● **EXERCISE INSTRUCTIONS**:
Print out each record below, unaltered and complete, without its images.

● **ENTRIES**:
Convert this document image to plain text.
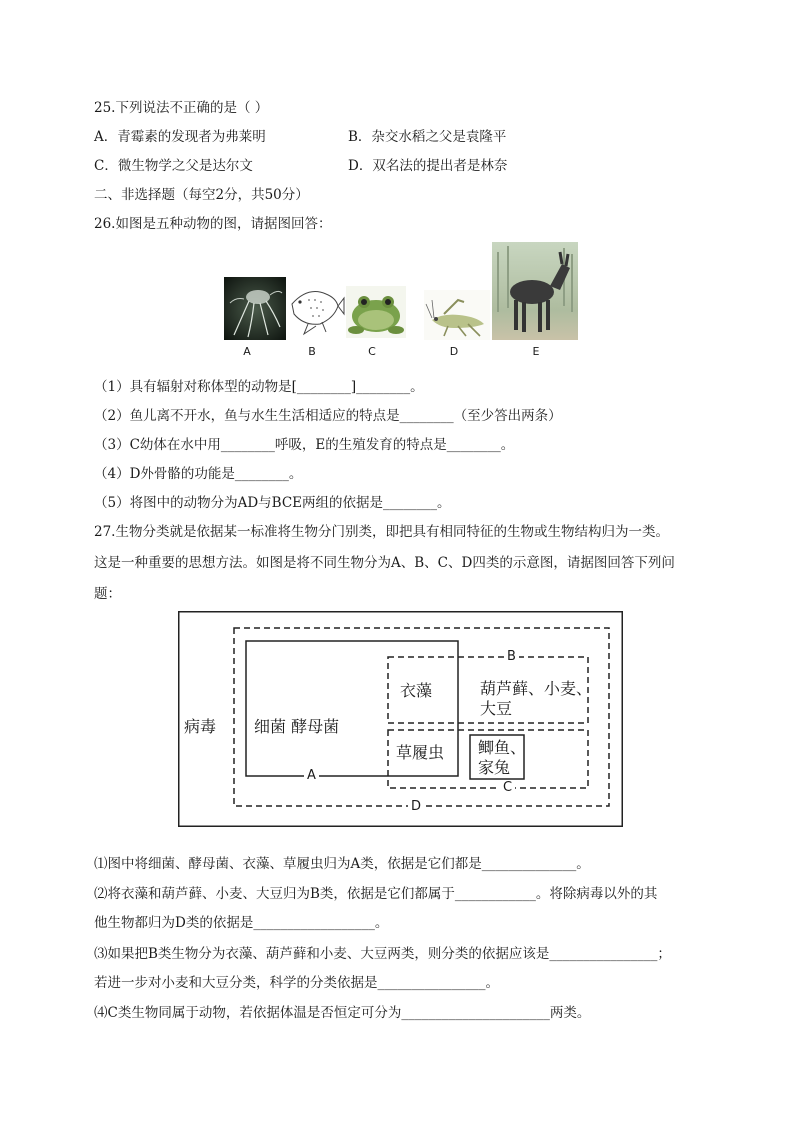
25.下列说法不正确的是（ ）
A．青霉素的发现者为弗莱明	B．杂交水稻之父是袁隆平
C．微生物学之父是达尔文	D．双名法的提出者是林奈
二、非选择题（每空2分，共50分）
26.如图是五种动物的图，请据图回答：
A	B	C	D	E
（1）具有辐射对称体型的动物是[________]________。
（2）鱼儿离不开水，鱼与水生生活相适应的特点是________（至少答出两条）
（3）C幼体在水中用________呼吸，E的生殖发育的特点是________。
（4）D外骨骼的功能是________。
（5）将图中的动物分为AD与BCE两组的依据是________。
27.生物分类就是依据某一标准将生物分门别类，即把具有相同特征的生物或生物结构归为一类。
这是一种重要的思想方法。如图是将不同生物分为A、B、C、D四类的示意图，请据图回答下列问
题：
病毒 细菌 酵母菌
衣藻	葫芦藓、小麦、
大豆
草履虫 鲫鱼、
家兔
A
B
C
D
⑴图中将细菌、酵母菌、衣藻、草履虫归为A类，依据是它们都是______________。
⑵将衣藻和葫芦藓、小麦、大豆归为B类，依据是它们都属于____________。将除病毒以外的其
他生物都归为D类的依据是__________________。
⑶如果把B类生物分为衣藻、葫芦藓和小麦、大豆两类，则分类的依据应该是________________；
若进一步对小麦和大豆分类，科学的分类依据是________________。
⑷C类生物同属于动物，若依据体温是否恒定可分为______________________两类。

● **EXERCISE RESPONSE**:
Convert this document image to plain text.
25.下列说法不正确的是（ ）
A．青霉素的发现者为弗莱明	B．杂交水稻之父是袁隆平
C．微生物学之父是达尔文	D．双名法的提出者是林奈
二、非选择题（每空2分，共50分）
26.如图是五种动物的图，请据图回答：
A	B	C	D	E
（1）具有辐射对称体型的动物是[________]________。
（2）鱼儿离不开水，鱼与水生生活相适应的特点是________（至少答出两条）
（3）C幼体在水中用________呼吸，E的生殖发育的特点是________。
（4）D外骨骼的功能是________。
（5）将图中的动物分为AD与BCE两组的依据是________。
27.生物分类就是依据某一标准将生物分门别类，即把具有相同特征的生物或生物结构归为一类。
这是一种重要的思想方法。如图是将不同生物分为A、B、C、D四类的示意图，请据图回答下列问
题：
病毒 细菌 酵母菌
衣藻	葫芦藓、小麦、
大豆
草履虫 鲫鱼、
家兔
A
B
C
D
⑴图中将细菌、酵母菌、衣藻、草履虫归为A类，依据是它们都是______________。
⑵将衣藻和葫芦藓、小麦、大豆归为B类，依据是它们都属于____________。将除病毒以外的其
他生物都归为D类的依据是__________________。
⑶如果把B类生物分为衣藻、葫芦藓和小麦、大豆两类，则分类的依据应该是________________；
若进一步对小麦和大豆分类，科学的分类依据是________________。
⑷C类生物同属于动物，若依据体温是否恒定可分为______________________两类。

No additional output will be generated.